TO BE DONE
Keep only the lines that hold the string "JSON", filtering out the rest of the entries below.

# SUPPLIED ENTRIES start

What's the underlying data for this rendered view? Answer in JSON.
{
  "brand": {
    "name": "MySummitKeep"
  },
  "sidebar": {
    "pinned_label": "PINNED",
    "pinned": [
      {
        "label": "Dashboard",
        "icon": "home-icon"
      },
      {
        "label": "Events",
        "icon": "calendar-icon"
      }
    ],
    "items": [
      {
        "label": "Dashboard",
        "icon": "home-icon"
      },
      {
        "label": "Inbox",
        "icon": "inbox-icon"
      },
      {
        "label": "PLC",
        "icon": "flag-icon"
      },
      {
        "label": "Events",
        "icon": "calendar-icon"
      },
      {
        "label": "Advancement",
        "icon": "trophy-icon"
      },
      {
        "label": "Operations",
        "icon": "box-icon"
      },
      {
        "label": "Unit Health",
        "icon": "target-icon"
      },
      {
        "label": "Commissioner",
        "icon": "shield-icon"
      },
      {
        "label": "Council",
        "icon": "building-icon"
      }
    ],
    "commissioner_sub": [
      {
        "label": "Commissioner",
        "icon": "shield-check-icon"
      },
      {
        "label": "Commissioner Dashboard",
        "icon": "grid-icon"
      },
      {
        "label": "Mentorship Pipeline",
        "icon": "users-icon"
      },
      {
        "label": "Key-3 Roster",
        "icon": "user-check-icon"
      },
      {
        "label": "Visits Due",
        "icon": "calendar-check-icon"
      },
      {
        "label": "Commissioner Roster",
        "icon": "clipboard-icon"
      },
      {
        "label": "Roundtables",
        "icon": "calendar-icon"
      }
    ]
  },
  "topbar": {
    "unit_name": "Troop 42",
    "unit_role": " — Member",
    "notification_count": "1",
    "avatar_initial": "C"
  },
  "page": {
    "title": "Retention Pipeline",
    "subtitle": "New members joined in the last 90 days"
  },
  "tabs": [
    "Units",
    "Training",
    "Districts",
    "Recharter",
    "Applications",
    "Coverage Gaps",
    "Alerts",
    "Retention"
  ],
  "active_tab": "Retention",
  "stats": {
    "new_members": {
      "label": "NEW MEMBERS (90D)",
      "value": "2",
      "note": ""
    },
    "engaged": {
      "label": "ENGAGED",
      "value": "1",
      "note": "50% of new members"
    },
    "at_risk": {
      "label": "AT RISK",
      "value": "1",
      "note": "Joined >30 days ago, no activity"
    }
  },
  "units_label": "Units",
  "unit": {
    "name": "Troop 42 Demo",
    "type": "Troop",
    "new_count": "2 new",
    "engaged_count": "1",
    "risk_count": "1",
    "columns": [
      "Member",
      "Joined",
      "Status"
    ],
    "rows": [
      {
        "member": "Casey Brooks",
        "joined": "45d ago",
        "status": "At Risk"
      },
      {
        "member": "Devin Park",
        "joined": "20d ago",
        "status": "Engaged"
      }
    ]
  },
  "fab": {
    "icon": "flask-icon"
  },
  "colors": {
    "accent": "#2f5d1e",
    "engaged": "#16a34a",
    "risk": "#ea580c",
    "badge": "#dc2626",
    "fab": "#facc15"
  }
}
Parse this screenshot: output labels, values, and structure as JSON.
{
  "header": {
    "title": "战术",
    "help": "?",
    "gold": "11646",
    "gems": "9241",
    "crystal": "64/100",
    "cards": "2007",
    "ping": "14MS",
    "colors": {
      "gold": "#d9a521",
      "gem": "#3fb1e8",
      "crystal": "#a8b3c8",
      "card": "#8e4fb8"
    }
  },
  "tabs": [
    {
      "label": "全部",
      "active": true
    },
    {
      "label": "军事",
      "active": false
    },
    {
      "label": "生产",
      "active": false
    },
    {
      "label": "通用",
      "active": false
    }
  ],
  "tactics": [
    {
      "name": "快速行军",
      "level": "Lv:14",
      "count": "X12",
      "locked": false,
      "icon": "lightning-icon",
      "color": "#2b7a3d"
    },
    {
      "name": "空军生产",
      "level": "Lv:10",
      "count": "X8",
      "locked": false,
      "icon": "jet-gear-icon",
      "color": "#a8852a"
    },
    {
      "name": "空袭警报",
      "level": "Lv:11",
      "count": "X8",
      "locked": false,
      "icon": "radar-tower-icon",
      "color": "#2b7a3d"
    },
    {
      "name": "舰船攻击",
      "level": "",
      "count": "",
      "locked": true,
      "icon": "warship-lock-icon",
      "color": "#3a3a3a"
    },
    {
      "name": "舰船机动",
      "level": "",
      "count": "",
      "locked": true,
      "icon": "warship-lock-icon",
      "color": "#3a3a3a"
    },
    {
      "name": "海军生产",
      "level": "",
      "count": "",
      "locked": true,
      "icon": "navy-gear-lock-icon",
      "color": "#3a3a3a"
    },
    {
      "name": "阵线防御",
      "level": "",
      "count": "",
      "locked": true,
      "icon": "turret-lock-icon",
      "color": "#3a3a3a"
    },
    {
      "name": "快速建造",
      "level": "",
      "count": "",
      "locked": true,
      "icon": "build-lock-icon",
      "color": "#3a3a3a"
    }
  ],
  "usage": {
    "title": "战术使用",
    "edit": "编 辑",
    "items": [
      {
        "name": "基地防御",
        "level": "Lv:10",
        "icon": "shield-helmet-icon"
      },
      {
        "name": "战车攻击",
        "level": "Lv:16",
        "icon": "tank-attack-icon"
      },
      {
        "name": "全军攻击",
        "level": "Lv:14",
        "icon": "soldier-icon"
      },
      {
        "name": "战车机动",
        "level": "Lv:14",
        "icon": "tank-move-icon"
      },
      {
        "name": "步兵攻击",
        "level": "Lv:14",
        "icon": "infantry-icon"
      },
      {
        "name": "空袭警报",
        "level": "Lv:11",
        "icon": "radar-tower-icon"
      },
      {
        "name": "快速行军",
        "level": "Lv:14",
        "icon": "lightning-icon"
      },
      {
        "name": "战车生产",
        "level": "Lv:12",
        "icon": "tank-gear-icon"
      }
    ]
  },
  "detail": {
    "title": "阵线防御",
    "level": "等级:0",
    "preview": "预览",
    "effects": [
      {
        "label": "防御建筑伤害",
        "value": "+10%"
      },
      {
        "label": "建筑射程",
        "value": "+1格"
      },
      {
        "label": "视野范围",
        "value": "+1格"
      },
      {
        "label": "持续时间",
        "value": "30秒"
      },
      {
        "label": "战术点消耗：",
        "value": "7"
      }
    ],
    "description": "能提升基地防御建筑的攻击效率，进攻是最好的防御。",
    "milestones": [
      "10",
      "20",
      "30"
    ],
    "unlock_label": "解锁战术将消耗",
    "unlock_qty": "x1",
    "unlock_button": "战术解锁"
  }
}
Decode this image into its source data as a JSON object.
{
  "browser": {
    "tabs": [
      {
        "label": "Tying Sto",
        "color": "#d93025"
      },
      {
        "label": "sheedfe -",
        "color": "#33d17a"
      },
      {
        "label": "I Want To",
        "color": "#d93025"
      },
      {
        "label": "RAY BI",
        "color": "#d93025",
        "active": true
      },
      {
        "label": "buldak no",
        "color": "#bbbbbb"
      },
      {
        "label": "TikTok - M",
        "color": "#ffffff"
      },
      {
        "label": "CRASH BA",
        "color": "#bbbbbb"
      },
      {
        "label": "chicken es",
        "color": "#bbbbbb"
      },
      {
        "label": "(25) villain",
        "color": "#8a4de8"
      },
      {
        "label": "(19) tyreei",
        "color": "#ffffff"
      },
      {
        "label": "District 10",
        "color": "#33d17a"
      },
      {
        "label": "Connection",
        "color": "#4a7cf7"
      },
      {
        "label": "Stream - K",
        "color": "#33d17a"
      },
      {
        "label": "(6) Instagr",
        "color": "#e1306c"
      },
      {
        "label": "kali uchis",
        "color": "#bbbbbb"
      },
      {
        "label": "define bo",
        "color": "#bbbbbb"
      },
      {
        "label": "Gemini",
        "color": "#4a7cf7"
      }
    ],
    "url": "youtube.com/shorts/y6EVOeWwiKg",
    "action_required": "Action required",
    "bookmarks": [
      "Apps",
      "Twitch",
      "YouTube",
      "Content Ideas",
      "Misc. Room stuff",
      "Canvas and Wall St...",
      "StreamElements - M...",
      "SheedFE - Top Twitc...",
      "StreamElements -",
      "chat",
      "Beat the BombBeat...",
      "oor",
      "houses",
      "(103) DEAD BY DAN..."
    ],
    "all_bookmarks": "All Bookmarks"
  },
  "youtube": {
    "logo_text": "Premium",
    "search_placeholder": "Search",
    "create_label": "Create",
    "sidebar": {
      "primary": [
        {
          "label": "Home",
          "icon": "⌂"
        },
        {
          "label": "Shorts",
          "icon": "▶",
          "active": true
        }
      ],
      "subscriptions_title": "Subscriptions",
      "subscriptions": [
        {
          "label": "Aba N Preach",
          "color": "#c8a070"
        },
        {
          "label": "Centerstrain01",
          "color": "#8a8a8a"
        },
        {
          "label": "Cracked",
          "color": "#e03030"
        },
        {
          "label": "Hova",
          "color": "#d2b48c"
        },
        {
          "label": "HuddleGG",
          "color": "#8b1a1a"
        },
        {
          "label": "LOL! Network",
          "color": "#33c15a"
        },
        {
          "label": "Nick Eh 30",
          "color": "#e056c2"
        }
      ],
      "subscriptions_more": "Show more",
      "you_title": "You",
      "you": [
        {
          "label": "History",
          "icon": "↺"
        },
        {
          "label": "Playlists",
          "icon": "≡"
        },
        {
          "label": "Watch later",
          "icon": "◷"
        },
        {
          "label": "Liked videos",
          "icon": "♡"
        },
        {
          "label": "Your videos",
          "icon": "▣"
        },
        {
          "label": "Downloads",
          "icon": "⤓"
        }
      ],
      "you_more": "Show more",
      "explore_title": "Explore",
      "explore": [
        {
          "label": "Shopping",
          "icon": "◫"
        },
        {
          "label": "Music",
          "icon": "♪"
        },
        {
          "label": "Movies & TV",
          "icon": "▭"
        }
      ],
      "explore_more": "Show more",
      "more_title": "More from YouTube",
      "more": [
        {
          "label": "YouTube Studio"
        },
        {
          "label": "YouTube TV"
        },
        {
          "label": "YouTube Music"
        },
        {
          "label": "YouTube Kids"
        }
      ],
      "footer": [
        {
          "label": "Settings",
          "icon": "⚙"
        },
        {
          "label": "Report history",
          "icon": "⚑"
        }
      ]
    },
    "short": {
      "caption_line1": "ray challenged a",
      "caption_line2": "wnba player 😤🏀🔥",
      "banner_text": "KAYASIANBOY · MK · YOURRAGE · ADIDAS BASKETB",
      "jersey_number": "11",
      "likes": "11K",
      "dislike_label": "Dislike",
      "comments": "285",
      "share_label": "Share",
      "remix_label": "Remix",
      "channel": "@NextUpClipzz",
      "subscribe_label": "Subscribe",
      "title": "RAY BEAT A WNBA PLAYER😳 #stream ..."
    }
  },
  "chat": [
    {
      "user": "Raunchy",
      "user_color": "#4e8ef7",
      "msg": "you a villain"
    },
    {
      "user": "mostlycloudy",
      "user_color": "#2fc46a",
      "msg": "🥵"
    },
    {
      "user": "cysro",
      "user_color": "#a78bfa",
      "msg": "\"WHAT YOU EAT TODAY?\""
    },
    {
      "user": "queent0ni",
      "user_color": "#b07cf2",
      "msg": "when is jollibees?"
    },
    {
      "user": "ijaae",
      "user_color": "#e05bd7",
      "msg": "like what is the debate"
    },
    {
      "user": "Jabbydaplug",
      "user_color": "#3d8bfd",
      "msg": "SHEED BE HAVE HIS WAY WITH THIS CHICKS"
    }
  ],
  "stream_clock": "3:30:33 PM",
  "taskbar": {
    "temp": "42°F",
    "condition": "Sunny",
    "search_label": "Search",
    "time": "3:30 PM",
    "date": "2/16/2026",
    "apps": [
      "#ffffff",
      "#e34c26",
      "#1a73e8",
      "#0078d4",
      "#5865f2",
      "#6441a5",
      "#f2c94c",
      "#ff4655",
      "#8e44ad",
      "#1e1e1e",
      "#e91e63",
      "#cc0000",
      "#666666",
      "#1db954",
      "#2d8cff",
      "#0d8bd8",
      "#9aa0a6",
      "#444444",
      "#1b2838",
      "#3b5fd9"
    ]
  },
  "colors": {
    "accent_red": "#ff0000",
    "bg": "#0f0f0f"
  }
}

# SUPPLIED ENTRIES end

RESULT FOR THIS TASK
What's the underlying data for this rendered view? Answer in JSON.
Parse this screenshot: output labels, values, and structure as JSON.
Decode this image into its source data as a JSON object.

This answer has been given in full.